**What needs to be done**
Print the entries verbatim, leaving out the images they contain.

Recorded data
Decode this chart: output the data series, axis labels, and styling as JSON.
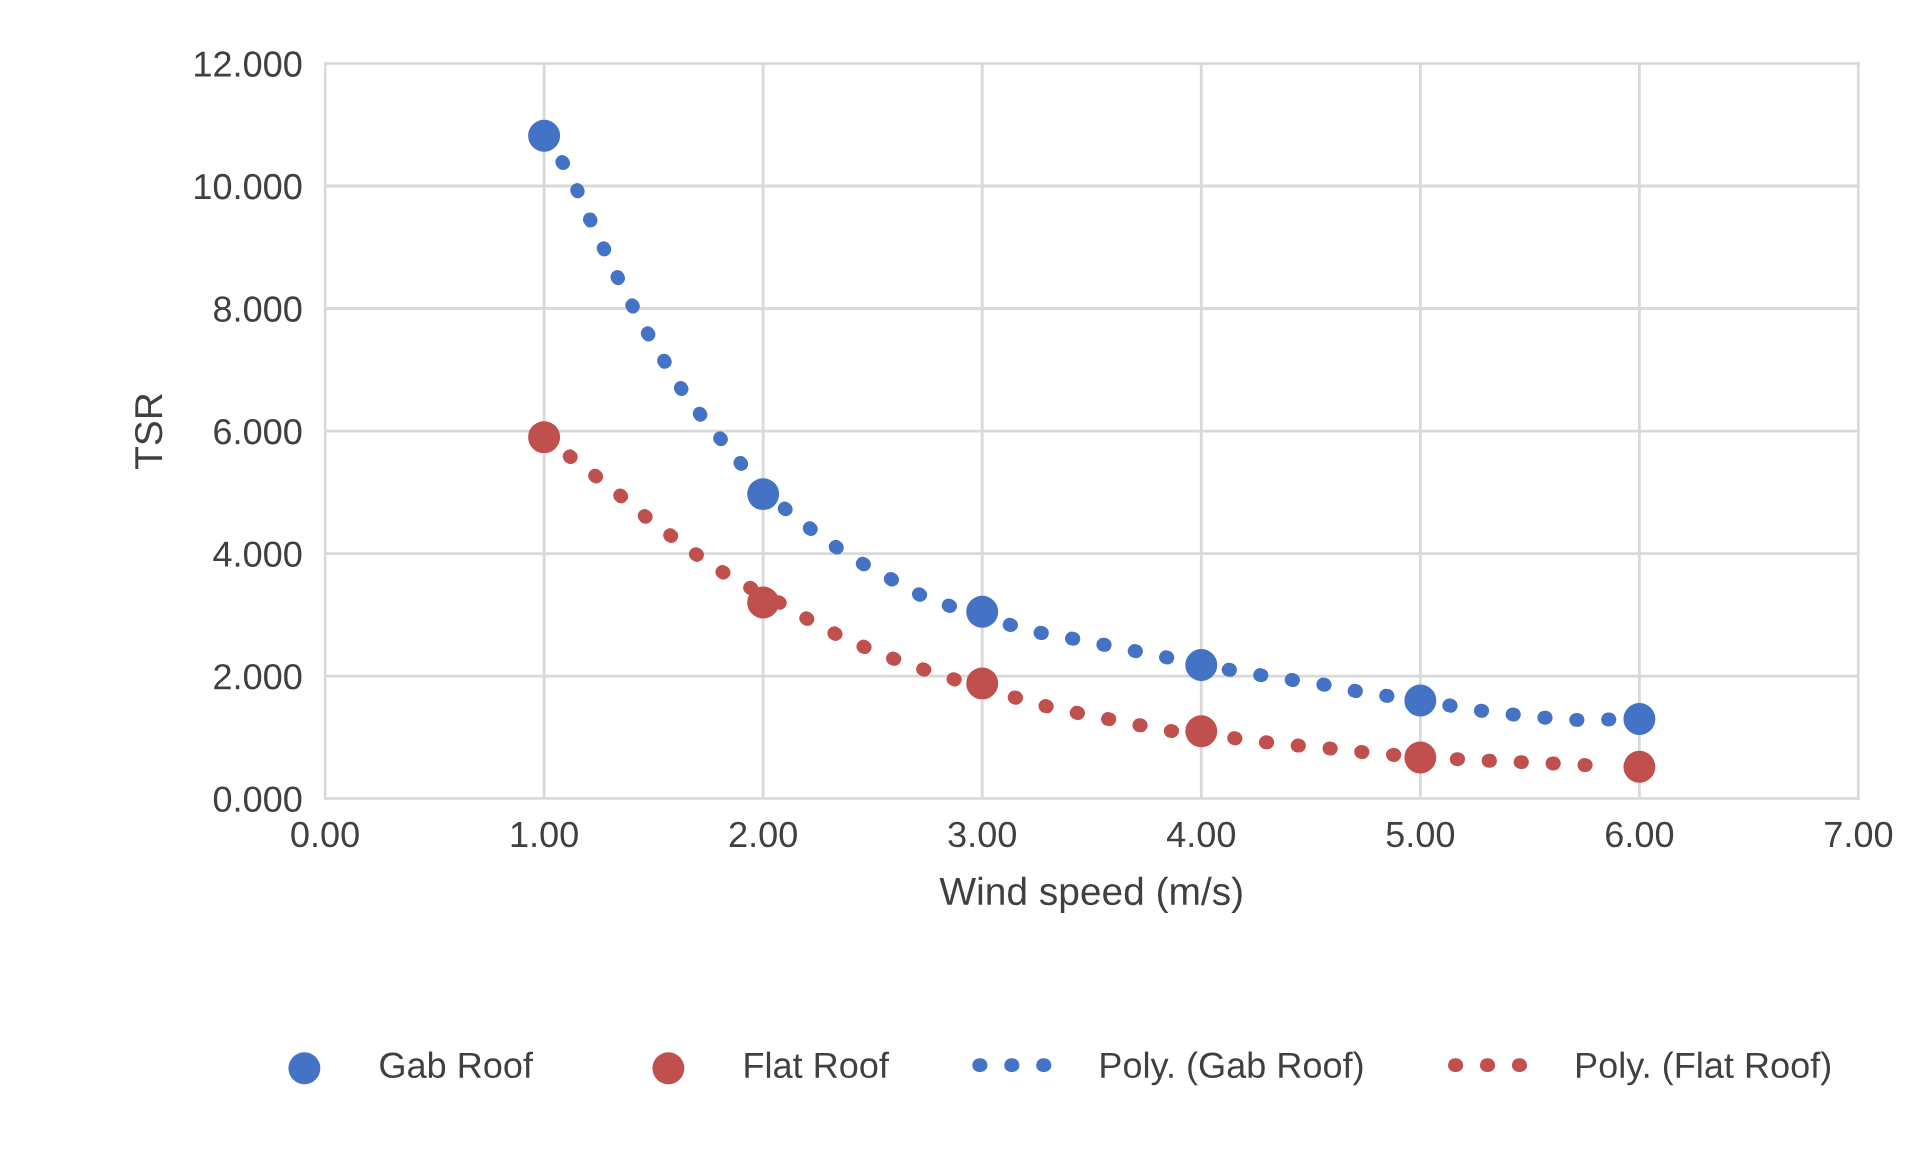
{
  "chart_data": {
    "type": "scatter",
    "xlabel": "Wind speed (m/s)",
    "ylabel": "TSR",
    "xlim": [
      0,
      7
    ],
    "ylim": [
      0,
      12
    ],
    "xticks": [
      {
        "value": 0,
        "label": "0.00"
      },
      {
        "value": 1,
        "label": "1.00"
      },
      {
        "value": 2,
        "label": "2.00"
      },
      {
        "value": 3,
        "label": "3.00"
      },
      {
        "value": 4,
        "label": "4.00"
      },
      {
        "value": 5,
        "label": "5.00"
      },
      {
        "value": 6,
        "label": "6.00"
      },
      {
        "value": 7,
        "label": "7.00"
      }
    ],
    "yticks": [
      {
        "value": 0,
        "label": "0.000"
      },
      {
        "value": 2,
        "label": "2.000"
      },
      {
        "value": 4,
        "label": "4.000"
      },
      {
        "value": 6,
        "label": "6.000"
      },
      {
        "value": 8,
        "label": "8.000"
      },
      {
        "value": 10,
        "label": "10.000"
      },
      {
        "value": 12,
        "label": "12.000"
      }
    ],
    "grid": true,
    "legend": "bottom",
    "marker": "circle",
    "x": [
      1,
      2,
      3,
      4,
      5,
      6
    ],
    "series": [
      {
        "name": "Gab Roof",
        "color": "#4472c4",
        "values": [
          10.82,
          4.97,
          3.05,
          2.18,
          1.6,
          1.3
        ]
      },
      {
        "name": "Flat Roof",
        "color": "#c0504d",
        "values": [
          5.9,
          3.2,
          1.88,
          1.1,
          0.67,
          0.52
        ]
      },
      {
        "name": "Poly. (Gab Roof)",
        "type": "line",
        "line_style": "dotted",
        "marker": "none",
        "color": "#4472c4",
        "x": [
          1.0,
          1.12,
          1.19,
          1.27,
          1.35,
          1.44,
          1.53,
          1.63,
          1.74,
          1.86,
          1.97,
          2.11,
          2.26,
          2.41,
          2.58,
          2.73,
          2.91,
          3.08,
          3.26,
          3.46,
          3.64,
          3.82,
          4.0,
          4.19,
          4.37,
          4.56,
          4.74,
          4.94,
          5.1,
          5.26,
          5.43,
          5.6,
          5.78,
          5.93
        ],
        "values": [
          10.82,
          10.2,
          9.6,
          9.0,
          8.4,
          7.8,
          7.25,
          6.67,
          6.14,
          5.65,
          5.13,
          4.7,
          4.28,
          3.92,
          3.59,
          3.3,
          3.07,
          2.88,
          2.71,
          2.58,
          2.45,
          2.32,
          2.19,
          2.06,
          1.96,
          1.86,
          1.73,
          1.63,
          1.54,
          1.44,
          1.37,
          1.31,
          1.27,
          1.31
        ]
      },
      {
        "name": "Poly. (Flat Roof)",
        "type": "line",
        "line_style": "dotted",
        "marker": "none",
        "color": "#c0504d",
        "x": [
          1.0,
          1.19,
          1.33,
          1.47,
          1.62,
          1.77,
          1.93,
          2.09,
          2.26,
          2.41,
          2.59,
          2.77,
          2.95,
          3.13,
          3.3,
          3.47,
          3.66,
          3.84,
          4.04,
          4.21,
          4.4,
          4.58,
          4.76,
          4.95,
          5.13,
          5.3,
          5.49,
          5.69,
          5.88
        ],
        "values": [
          5.9,
          5.39,
          5.0,
          4.58,
          4.18,
          3.79,
          3.46,
          3.17,
          2.81,
          2.55,
          2.29,
          2.06,
          1.86,
          1.67,
          1.5,
          1.37,
          1.24,
          1.11,
          1.05,
          0.95,
          0.88,
          0.82,
          0.75,
          0.69,
          0.65,
          0.62,
          0.59,
          0.56,
          0.52
        ]
      }
    ]
  }
}
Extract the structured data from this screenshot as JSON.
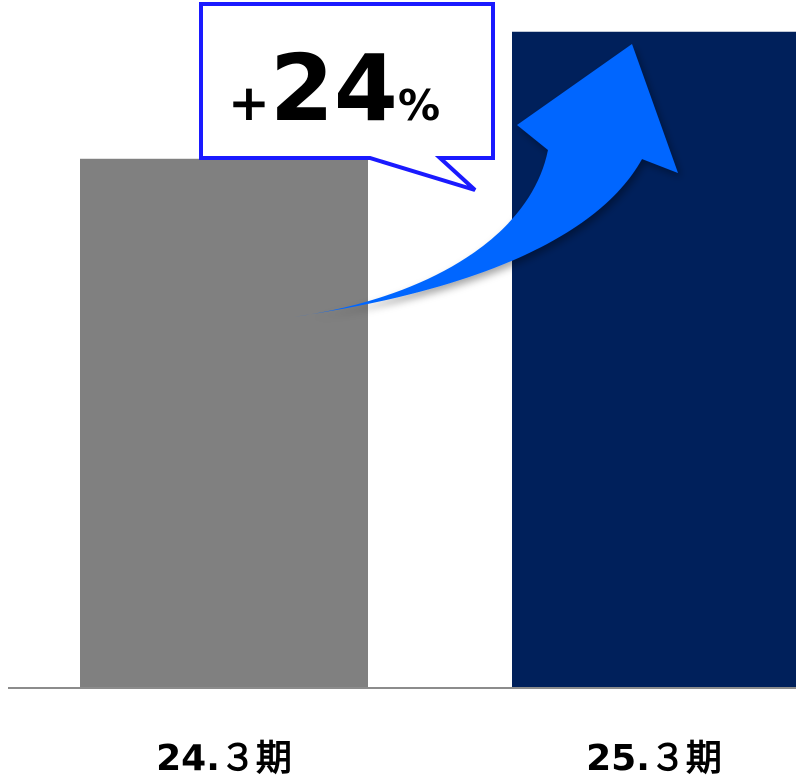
{
  "chart_data": {
    "type": "bar",
    "categories": [
      "24.３期",
      "25.３期"
    ],
    "values": [
      100,
      124
    ],
    "title": "",
    "xlabel": "",
    "ylabel": "",
    "ylim": [
      0,
      130
    ],
    "grid": false,
    "legend": "none",
    "bar_colors": [
      "#808080",
      "#00205b"
    ],
    "annotation": {
      "plus": "+",
      "number": "24",
      "percent": "%"
    },
    "arrow_color": "#0066ff",
    "callout_border_color": "#1a1aff"
  }
}
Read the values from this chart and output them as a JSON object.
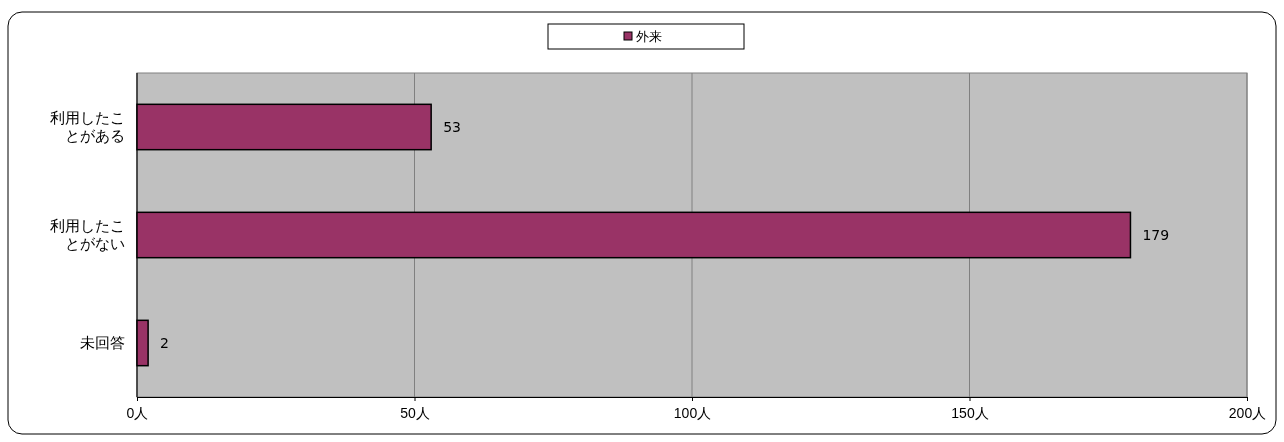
{
  "chart_data": {
    "type": "bar",
    "orientation": "horizontal",
    "categories": [
      "利用したことがある",
      "利用したことがない",
      "未回答"
    ],
    "series": [
      {
        "name": "外来",
        "color": "#993366",
        "values": [
          53,
          179,
          2
        ]
      }
    ],
    "xlim": [
      0,
      200
    ],
    "xticks": [
      {
        "value": 0,
        "label": "0人"
      },
      {
        "value": 50,
        "label": "50人"
      },
      {
        "value": 100,
        "label": "100人"
      },
      {
        "value": 150,
        "label": "150人"
      },
      {
        "value": 200,
        "label": "200人"
      }
    ],
    "grid": "x",
    "legend": "top",
    "data_labels": true
  }
}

**Result below**
Decode this chart: output the data series, axis labels, and styling as JSON.
{
  "chart_data": {
    "type": "scatter",
    "xlabel": "Wind speed (m/s)",
    "ylabel": "TSR",
    "xlim": [
      0,
      7
    ],
    "ylim": [
      0,
      12
    ],
    "xticks": [
      {
        "value": 0,
        "label": "0.00"
      },
      {
        "value": 1,
        "label": "1.00"
      },
      {
        "value": 2,
        "label": "2.00"
      },
      {
        "value": 3,
        "label": "3.00"
      },
      {
        "value": 4,
        "label": "4.00"
      },
      {
        "value": 5,
        "label": "5.00"
      },
      {
        "value": 6,
        "label": "6.00"
      },
      {
        "value": 7,
        "label": "7.00"
      }
    ],
    "yticks": [
      {
        "value": 0,
        "label": "0.000"
      },
      {
        "value": 2,
        "label": "2.000"
      },
      {
        "value": 4,
        "label": "4.000"
      },
      {
        "value": 6,
        "label": "6.000"
      },
      {
        "value": 8,
        "label": "8.000"
      },
      {
        "value": 10,
        "label": "10.000"
      },
      {
        "value": 12,
        "label": "12.000"
      }
    ],
    "grid": true,
    "legend": "bottom",
    "marker": "circle",
    "x": [
      1,
      2,
      3,
      4,
      5,
      6
    ],
    "series": [
      {
        "name": "Gab Roof",
        "color": "#4472c4",
        "values": [
          10.82,
          4.97,
          3.05,
          2.18,
          1.6,
          1.3
        ]
      },
      {
        "name": "Flat Roof",
        "color": "#c0504d",
        "values": [
          5.9,
          3.2,
          1.88,
          1.1,
          0.67,
          0.52
        ]
      },
      {
        "name": "Poly. (Gab Roof)",
        "type": "line",
        "line_style": "dotted",
        "marker": "none",
        "color": "#4472c4",
        "x": [
          1.0,
          1.12,
          1.19,
          1.27,
          1.35,
          1.44,
          1.53,
          1.63,
          1.74,
          1.86,
          1.97,
          2.11,
          2.26,
          2.41,
          2.58,
          2.73,
          2.91,
          3.08,
          3.26,
          3.46,
          3.64,
          3.82,
          4.0,
          4.19,
          4.37,
          4.56,
          4.74,
          4.94,
          5.1,
          5.26,
          5.43,
          5.6,
          5.78,
          5.93
        ],
        "values": [
          10.82,
          10.2,
          9.6,
          9.0,
          8.4,
          7.8,
          7.25,
          6.67,
          6.14,
          5.65,
          5.13,
          4.7,
          4.28,
          3.92,
          3.59,
          3.3,
          3.07,
          2.88,
          2.71,
          2.58,
          2.45,
          2.32,
          2.19,
          2.06,
          1.96,
          1.86,
          1.73,
          1.63,
          1.54,
          1.44,
          1.37,
          1.31,
          1.27,
          1.31
        ]
      },
      {
        "name": "Poly. (Flat Roof)",
        "type": "line",
        "line_style": "dotted",
        "marker": "none",
        "color": "#c0504d",
        "x": [
          1.0,
          1.19,
          1.33,
          1.47,
          1.62,
          1.77,
          1.93,
          2.09,
          2.26,
          2.41,
          2.59,
          2.77,
          2.95,
          3.13,
          3.3,
          3.47,
          3.66,
          3.84,
          4.04,
          4.21,
          4.4,
          4.58,
          4.76,
          4.95,
          5.13,
          5.3,
          5.49,
          5.69,
          5.88
        ],
        "values": [
          5.9,
          5.39,
          5.0,
          4.58,
          4.18,
          3.79,
          3.46,
          3.17,
          2.81,
          2.55,
          2.29,
          2.06,
          1.86,
          1.67,
          1.5,
          1.37,
          1.24,
          1.11,
          1.05,
          0.95,
          0.88,
          0.82,
          0.75,
          0.69,
          0.65,
          0.62,
          0.59,
          0.56,
          0.52
        ]
      }
    ]
  }
}
Extract the structured data from this screenshot as JSON.
{
  "chart_data": {
    "type": "bar",
    "categories": [
      "24.３期",
      "25.３期"
    ],
    "values": [
      100,
      124
    ],
    "title": "",
    "xlabel": "",
    "ylabel": "",
    "ylim": [
      0,
      130
    ],
    "grid": false,
    "legend": "none",
    "bar_colors": [
      "#808080",
      "#00205b"
    ],
    "annotation": {
      "plus": "+",
      "number": "24",
      "percent": "%"
    },
    "arrow_color": "#0066ff",
    "callout_border_color": "#1a1aff"
  }
}
Read the values from this chart and output them as a JSON object.
{
  "chart_data": {
    "type": "bar",
    "orientation": "horizontal",
    "categories": [
      "利用したことがある",
      "利用したことがない",
      "未回答"
    ],
    "series": [
      {
        "name": "外来",
        "color": "#993366",
        "values": [
          53,
          179,
          2
        ]
      }
    ],
    "xlim": [
      0,
      200
    ],
    "xticks": [
      {
        "value": 0,
        "label": "0人"
      },
      {
        "value": 50,
        "label": "50人"
      },
      {
        "value": 100,
        "label": "100人"
      },
      {
        "value": 150,
        "label": "150人"
      },
      {
        "value": 200,
        "label": "200人"
      }
    ],
    "grid": "x",
    "legend": "top",
    "data_labels": true
  }
}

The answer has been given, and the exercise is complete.